• Written exercise
The listing beneath should be written out in full, exactly as shown.

# START OF Raw data

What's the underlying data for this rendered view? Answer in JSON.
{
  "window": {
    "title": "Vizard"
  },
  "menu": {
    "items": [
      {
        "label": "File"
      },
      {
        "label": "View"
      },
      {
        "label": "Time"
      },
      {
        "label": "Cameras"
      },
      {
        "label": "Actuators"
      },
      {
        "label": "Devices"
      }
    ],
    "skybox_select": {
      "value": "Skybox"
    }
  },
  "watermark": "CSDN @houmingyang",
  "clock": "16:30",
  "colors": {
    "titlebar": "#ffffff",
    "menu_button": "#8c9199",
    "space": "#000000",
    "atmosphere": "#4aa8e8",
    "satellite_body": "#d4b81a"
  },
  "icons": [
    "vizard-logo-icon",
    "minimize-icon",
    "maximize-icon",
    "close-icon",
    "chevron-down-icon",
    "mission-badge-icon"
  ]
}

# END OF Raw data

• Task solution
What's the underlying data for this rendered view? Answer in JSON.
{
  "window": {
    "title": "Vizard"
  },
  "menu": {
    "items": [
      {
        "label": "File"
      },
      {
        "label": "View"
      },
      {
        "label": "Time"
      },
      {
        "label": "Cameras"
      },
      {
        "label": "Actuators"
      },
      {
        "label": "Devices"
      }
    ],
    "skybox_select": {
      "value": "Skybox"
    }
  },
  "watermark": "CSDN @houmingyang",
  "clock": "16:30",
  "colors": {
    "titlebar": "#ffffff",
    "menu_button": "#8c9199",
    "space": "#000000",
    "atmosphere": "#4aa8e8",
    "satellite_body": "#d4b81a"
  },
  "icons": [
    "vizard-logo-icon",
    "minimize-icon",
    "maximize-icon",
    "close-icon",
    "chevron-down-icon",
    "mission-badge-icon"
  ]
}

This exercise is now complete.